***** RECORDS FOR THE TASK
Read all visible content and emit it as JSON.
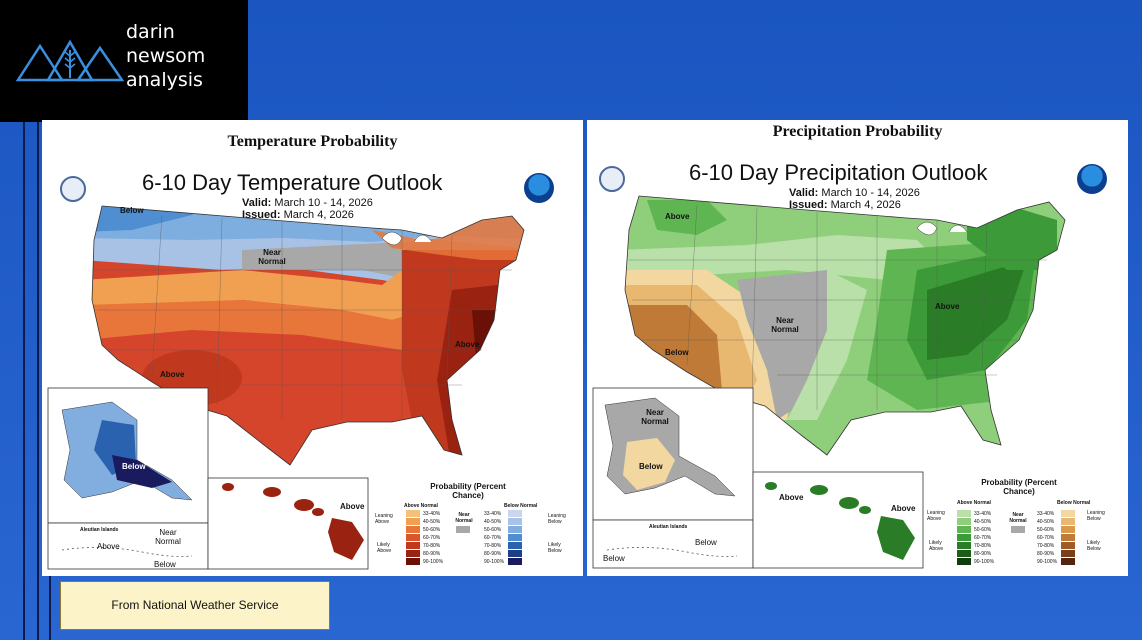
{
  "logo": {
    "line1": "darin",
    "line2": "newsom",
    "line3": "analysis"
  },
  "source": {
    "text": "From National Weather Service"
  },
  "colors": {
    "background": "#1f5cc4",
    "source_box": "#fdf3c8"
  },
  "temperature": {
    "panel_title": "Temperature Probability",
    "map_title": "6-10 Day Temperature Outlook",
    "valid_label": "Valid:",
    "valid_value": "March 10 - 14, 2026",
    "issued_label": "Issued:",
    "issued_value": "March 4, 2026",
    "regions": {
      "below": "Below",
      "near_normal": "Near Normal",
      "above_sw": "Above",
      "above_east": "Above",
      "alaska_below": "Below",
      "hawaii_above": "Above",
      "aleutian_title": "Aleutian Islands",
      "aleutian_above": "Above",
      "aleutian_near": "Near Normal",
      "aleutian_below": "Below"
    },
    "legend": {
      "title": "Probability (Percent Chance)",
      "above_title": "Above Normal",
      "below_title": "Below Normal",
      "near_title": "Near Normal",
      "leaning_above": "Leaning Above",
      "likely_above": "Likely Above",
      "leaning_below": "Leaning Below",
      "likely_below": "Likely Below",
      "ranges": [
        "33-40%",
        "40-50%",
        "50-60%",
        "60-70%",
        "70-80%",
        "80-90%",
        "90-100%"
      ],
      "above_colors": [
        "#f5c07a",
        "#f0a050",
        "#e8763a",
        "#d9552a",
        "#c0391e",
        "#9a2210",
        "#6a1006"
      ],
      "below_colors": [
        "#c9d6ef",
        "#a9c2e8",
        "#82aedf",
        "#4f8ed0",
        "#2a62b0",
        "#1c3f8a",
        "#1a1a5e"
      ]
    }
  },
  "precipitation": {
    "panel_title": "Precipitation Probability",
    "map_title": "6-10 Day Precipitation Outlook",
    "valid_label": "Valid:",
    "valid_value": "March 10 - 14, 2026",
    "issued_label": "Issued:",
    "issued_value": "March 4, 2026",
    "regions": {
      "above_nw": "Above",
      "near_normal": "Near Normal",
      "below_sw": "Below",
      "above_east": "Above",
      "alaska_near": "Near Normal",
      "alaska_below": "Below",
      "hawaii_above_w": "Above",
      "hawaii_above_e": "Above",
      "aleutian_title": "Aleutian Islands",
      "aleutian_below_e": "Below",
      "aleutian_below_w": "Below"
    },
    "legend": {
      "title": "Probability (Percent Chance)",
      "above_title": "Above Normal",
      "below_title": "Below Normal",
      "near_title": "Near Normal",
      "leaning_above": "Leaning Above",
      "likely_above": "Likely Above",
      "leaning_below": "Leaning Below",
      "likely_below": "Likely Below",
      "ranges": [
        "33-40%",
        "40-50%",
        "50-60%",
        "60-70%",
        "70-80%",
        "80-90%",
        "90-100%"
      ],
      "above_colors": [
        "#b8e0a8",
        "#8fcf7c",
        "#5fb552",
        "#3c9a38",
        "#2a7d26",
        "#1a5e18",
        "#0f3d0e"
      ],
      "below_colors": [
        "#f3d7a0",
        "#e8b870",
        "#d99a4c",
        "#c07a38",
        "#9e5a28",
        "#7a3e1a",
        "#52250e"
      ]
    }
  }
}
**********
▶ TASK STATEMENT
Search the records for the word "Probability". Copy every line that has it.

▶ RIGHT ANSWER
    "panel_title": "Temperature Probability",
      "title": "Probability (Percent Chance)",
    "panel_title": "Precipitation Probability",
      "title": "Probability (Percent Chance)",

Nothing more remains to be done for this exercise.